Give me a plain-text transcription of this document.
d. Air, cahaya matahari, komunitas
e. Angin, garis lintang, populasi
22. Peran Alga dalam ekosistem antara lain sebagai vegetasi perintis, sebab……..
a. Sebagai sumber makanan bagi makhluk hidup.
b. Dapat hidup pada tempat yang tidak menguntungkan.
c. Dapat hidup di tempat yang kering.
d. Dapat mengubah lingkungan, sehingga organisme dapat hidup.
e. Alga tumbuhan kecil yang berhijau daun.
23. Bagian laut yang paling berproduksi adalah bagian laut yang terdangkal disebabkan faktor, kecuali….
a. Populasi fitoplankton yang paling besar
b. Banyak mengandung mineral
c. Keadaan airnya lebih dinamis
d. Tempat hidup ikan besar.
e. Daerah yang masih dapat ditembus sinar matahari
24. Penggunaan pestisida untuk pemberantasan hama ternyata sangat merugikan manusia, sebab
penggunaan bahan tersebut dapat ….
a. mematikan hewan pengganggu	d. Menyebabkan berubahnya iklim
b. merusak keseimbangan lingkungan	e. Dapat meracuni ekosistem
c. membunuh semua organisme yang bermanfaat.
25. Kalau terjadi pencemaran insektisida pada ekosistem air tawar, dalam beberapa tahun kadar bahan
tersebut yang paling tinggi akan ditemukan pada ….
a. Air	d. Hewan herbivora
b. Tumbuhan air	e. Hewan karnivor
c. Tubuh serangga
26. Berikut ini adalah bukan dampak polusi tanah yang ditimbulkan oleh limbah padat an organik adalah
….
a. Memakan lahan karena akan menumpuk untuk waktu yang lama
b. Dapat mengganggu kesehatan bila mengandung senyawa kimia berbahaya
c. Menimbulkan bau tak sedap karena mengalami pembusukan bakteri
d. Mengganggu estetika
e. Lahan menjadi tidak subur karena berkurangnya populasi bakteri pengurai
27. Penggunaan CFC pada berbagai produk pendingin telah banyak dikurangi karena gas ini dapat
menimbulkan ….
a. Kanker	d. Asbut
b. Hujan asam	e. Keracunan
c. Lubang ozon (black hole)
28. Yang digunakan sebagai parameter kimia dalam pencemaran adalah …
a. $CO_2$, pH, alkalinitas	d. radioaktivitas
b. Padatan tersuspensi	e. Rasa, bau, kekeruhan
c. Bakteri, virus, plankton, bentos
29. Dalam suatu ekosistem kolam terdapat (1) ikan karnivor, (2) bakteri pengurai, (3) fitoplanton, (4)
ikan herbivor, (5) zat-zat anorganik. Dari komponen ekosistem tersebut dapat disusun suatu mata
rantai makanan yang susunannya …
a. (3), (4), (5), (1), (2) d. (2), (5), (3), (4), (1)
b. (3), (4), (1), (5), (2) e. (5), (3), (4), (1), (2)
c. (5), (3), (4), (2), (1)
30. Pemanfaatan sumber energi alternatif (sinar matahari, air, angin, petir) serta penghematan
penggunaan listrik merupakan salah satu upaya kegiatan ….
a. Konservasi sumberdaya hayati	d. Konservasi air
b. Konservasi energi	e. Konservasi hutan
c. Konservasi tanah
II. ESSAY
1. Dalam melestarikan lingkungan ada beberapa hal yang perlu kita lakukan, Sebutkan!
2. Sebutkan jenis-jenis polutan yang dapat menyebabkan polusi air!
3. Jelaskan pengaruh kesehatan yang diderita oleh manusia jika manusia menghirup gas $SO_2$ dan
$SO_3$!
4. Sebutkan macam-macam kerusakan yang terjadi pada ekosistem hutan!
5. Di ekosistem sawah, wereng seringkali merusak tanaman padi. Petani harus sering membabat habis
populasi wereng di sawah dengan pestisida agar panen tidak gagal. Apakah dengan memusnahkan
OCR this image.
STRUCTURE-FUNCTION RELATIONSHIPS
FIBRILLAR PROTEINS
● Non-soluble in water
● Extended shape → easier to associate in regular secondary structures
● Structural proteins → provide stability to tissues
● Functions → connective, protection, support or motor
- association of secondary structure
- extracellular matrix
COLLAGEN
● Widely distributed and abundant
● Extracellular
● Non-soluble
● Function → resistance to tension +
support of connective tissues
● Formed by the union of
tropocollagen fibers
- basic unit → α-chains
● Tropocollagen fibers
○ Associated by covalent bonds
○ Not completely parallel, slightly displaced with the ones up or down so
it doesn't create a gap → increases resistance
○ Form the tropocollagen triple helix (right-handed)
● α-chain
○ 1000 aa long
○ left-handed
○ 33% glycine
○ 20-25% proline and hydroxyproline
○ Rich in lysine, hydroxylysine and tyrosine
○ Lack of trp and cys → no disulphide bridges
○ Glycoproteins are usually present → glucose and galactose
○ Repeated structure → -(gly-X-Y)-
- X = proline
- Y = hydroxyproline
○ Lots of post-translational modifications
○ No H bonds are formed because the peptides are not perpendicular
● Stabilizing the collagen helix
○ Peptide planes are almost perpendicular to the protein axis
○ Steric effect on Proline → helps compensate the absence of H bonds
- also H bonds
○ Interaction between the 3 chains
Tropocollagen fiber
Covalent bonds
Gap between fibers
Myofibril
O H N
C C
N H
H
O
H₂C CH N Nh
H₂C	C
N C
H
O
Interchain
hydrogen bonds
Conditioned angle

> [What is needed]:
Which lines in the entries above contain "helix"? Pull each of them out.

> [Answer for this exercise]:
○ Form the tropocollagen triple helix (right-handed)
● Stabilizing the collagen helix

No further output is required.